Restate the records below word for word, and omit the images they hold.

* [Source data]
════════════════

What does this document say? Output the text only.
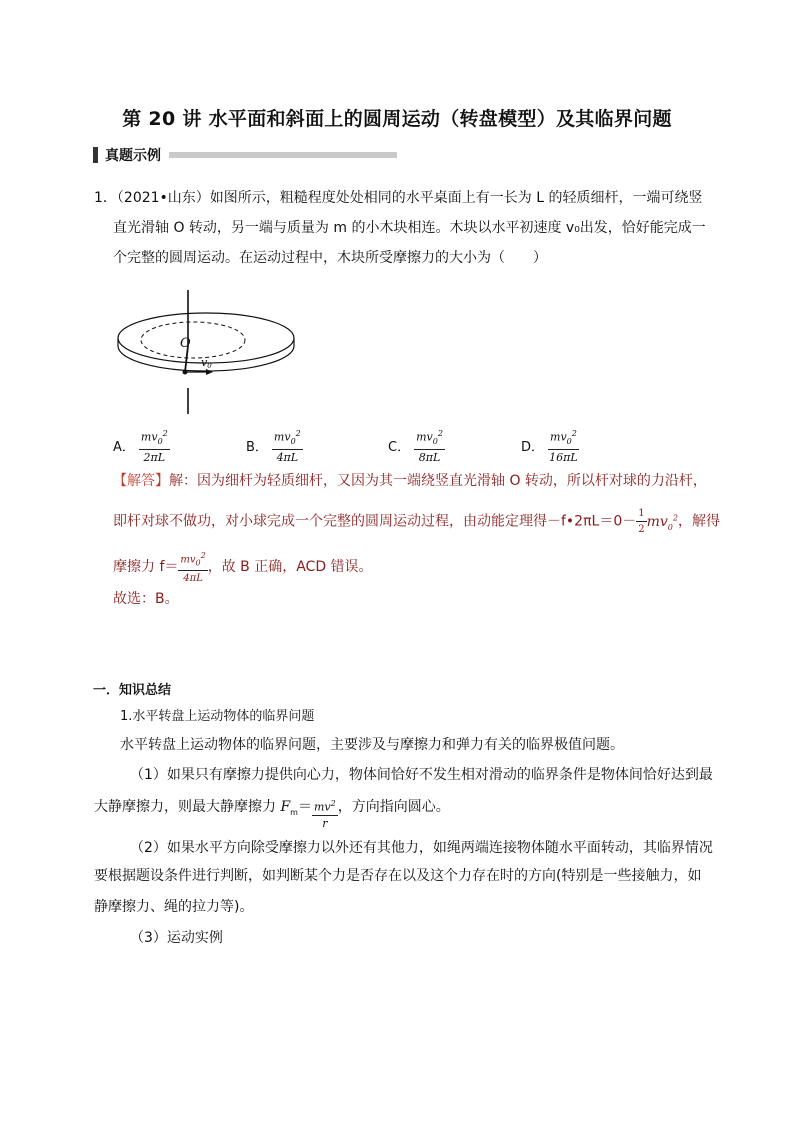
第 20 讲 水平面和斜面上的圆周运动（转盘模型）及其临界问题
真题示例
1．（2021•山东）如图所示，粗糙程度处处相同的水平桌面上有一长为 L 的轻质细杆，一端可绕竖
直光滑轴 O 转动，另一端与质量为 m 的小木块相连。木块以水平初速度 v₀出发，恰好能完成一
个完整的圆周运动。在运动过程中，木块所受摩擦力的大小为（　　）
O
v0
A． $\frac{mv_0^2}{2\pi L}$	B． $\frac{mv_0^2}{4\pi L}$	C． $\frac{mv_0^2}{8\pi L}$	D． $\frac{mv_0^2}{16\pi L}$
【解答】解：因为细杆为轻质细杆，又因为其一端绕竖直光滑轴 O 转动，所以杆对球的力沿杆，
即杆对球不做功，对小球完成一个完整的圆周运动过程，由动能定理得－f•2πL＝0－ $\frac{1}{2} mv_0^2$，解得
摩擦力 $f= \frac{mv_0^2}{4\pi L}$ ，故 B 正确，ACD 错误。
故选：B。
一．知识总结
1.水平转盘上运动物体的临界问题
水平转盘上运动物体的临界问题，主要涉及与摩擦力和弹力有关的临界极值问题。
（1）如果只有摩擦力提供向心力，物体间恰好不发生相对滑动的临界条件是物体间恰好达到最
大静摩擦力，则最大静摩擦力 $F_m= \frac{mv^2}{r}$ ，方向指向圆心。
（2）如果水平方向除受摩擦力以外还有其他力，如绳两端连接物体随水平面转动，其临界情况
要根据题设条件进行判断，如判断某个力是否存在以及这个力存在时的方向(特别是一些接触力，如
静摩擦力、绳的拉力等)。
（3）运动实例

════════════════

* [Result]
What does this document say? Output the text only.
第 20 讲 水平面和斜面上的圆周运动（转盘模型）及其临界问题
真题示例
1．（2021•山东）如图所示，粗糙程度处处相同的水平桌面上有一长为 L 的轻质细杆，一端可绕竖
直光滑轴 O 转动，另一端与质量为 m 的小木块相连。木块以水平初速度 v₀出发，恰好能完成一
个完整的圆周运动。在运动过程中，木块所受摩擦力的大小为（　　）
O
v0
A． $\frac{mv_0^2}{2\pi L}$	B． $\frac{mv_0^2}{4\pi L}$	C． $\frac{mv_0^2}{8\pi L}$	D． $\frac{mv_0^2}{16\pi L}$
【解答】解：因为细杆为轻质细杆，又因为其一端绕竖直光滑轴 O 转动，所以杆对球的力沿杆，
即杆对球不做功，对小球完成一个完整的圆周运动过程，由动能定理得－f•2πL＝0－ $\frac{1}{2} mv_0^2$，解得
摩擦力 $f= \frac{mv_0^2}{4\pi L}$ ，故 B 正确，ACD 错误。
故选：B。
一．知识总结
1.水平转盘上运动物体的临界问题
水平转盘上运动物体的临界问题，主要涉及与摩擦力和弹力有关的临界极值问题。
（1）如果只有摩擦力提供向心力，物体间恰好不发生相对滑动的临界条件是物体间恰好达到最
大静摩擦力，则最大静摩擦力 $F_m= \frac{mv^2}{r}$ ，方向指向圆心。
（2）如果水平方向除受摩擦力以外还有其他力，如绳两端连接物体随水平面转动，其临界情况
要根据题设条件进行判断，如判断某个力是否存在以及这个力存在时的方向(特别是一些接触力，如
静摩擦力、绳的拉力等)。
（3）运动实例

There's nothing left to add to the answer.